Reproduce, without any changes, the lines of the records starting at the very first line and ending at the line that contains "close-window-button[interactable] xyxy=(106,38,118,50)", both included.
====================
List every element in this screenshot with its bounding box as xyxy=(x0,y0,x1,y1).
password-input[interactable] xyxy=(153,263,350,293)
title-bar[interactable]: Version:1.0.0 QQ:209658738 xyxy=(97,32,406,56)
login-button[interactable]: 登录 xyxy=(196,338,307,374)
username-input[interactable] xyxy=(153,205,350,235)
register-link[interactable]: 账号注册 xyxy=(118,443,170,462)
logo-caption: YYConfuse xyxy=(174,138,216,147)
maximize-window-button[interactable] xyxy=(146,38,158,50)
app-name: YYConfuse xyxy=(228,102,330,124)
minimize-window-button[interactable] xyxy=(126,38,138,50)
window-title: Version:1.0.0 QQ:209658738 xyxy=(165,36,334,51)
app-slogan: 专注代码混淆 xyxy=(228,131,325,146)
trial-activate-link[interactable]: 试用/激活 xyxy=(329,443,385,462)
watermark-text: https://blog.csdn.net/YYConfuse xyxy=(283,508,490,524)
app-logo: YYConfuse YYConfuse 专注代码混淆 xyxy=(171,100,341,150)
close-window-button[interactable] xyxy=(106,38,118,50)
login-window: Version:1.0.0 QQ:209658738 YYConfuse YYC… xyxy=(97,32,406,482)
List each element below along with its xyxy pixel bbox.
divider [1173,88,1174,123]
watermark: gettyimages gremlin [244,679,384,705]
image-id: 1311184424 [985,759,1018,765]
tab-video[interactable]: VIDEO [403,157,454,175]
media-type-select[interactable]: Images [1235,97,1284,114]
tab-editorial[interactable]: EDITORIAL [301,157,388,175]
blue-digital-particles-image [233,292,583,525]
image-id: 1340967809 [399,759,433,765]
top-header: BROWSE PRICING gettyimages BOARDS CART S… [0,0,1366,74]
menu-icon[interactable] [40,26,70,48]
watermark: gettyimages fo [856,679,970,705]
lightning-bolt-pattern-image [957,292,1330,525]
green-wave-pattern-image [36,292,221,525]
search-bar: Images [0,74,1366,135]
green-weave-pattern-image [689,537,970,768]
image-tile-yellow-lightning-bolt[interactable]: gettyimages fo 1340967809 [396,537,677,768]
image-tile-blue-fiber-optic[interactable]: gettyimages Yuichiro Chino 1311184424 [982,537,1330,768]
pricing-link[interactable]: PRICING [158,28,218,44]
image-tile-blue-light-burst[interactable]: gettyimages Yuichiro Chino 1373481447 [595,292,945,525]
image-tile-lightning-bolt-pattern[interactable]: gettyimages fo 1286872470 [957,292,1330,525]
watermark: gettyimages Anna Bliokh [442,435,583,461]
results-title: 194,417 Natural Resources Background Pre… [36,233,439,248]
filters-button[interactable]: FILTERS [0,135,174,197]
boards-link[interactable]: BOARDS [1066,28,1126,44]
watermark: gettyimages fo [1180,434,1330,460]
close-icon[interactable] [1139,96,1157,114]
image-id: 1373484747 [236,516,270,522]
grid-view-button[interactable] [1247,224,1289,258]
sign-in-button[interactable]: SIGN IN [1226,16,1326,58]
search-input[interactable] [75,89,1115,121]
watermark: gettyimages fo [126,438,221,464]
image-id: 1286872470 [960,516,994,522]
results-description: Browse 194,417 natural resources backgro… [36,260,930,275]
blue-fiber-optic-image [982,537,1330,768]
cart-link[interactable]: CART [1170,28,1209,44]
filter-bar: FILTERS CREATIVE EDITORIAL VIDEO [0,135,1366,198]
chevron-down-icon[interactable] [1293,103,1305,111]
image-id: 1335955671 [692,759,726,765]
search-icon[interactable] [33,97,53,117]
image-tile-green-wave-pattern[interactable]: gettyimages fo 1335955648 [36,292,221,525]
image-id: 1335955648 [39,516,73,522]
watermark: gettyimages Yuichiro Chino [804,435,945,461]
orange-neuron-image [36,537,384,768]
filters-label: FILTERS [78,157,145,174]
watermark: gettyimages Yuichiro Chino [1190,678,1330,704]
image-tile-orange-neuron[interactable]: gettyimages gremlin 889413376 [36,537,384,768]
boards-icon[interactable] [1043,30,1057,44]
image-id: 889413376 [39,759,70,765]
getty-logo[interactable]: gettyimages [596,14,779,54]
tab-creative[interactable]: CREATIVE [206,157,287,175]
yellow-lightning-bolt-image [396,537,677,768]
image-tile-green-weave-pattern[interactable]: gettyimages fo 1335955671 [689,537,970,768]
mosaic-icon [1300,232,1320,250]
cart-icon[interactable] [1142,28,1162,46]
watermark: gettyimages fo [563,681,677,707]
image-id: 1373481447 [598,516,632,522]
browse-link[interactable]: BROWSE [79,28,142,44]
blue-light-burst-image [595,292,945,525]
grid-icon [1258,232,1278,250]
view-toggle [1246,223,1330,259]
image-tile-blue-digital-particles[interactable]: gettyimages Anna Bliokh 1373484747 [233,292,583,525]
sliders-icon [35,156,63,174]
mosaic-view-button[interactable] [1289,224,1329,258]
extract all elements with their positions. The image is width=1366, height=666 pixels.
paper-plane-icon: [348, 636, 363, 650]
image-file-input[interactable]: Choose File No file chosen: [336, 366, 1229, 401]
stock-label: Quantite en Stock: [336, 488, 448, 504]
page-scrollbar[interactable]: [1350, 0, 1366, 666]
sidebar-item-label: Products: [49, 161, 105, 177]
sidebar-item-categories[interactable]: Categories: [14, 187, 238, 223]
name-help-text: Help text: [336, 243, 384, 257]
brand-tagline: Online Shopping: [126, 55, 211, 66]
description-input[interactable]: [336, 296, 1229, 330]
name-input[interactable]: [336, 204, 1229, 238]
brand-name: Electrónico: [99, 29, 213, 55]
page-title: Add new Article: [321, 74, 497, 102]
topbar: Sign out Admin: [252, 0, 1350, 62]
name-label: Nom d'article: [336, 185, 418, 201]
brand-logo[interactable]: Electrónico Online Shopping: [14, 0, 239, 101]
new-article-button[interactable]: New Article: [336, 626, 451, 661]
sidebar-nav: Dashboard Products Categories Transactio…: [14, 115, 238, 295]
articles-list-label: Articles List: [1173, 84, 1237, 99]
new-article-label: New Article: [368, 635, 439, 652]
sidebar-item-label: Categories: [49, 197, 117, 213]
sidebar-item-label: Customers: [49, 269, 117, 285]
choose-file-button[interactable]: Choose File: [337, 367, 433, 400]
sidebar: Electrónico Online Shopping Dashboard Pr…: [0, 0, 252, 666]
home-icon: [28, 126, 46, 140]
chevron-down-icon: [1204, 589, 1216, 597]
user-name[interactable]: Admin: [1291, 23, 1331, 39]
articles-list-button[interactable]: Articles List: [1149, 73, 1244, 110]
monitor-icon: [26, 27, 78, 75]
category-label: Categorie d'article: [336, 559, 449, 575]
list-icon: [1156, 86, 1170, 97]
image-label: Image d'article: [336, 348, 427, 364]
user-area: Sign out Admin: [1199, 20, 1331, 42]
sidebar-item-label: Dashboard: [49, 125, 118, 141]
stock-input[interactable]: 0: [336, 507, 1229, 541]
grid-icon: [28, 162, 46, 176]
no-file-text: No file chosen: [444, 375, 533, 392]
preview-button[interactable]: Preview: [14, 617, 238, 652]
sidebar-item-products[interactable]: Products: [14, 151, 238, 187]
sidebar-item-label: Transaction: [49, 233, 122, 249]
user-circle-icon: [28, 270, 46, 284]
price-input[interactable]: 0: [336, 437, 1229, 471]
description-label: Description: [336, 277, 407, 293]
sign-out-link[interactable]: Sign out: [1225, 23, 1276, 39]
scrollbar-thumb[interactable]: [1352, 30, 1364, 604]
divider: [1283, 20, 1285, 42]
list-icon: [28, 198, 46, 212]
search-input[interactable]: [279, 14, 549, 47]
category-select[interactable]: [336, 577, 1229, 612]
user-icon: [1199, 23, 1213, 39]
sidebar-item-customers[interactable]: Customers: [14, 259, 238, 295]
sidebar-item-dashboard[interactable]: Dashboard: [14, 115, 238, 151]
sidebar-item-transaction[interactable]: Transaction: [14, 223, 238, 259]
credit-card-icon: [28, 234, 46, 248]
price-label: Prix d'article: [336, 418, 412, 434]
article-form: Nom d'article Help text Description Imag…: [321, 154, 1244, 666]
====================
Answer in full:
List every element in this screenshot with its bounding box as xyxy=(x0,y0,x1,y1).
password-input[interactable] xyxy=(153,263,350,293)
title-bar[interactable]: Version:1.0.0 QQ:209658738 xyxy=(97,32,406,56)
login-button[interactable]: 登录 xyxy=(196,338,307,374)
username-input[interactable] xyxy=(153,205,350,235)
register-link[interactable]: 账号注册 xyxy=(118,443,170,462)
logo-caption: YYConfuse xyxy=(174,138,216,147)
maximize-window-button[interactable] xyxy=(146,38,158,50)
app-name: YYConfuse xyxy=(228,102,330,124)
minimize-window-button[interactable] xyxy=(126,38,138,50)
window-title: Version:1.0.0 QQ:209658738 xyxy=(165,36,334,51)
app-slogan: 专注代码混淆 xyxy=(228,131,325,146)
trial-activate-link[interactable]: 试用/激活 xyxy=(329,443,385,462)
watermark-text: https://blog.csdn.net/YYConfuse xyxy=(283,508,490,524)
app-logo: YYConfuse YYConfuse 专注代码混淆 xyxy=(171,100,341,150)
close-window-button[interactable] xyxy=(106,38,118,50)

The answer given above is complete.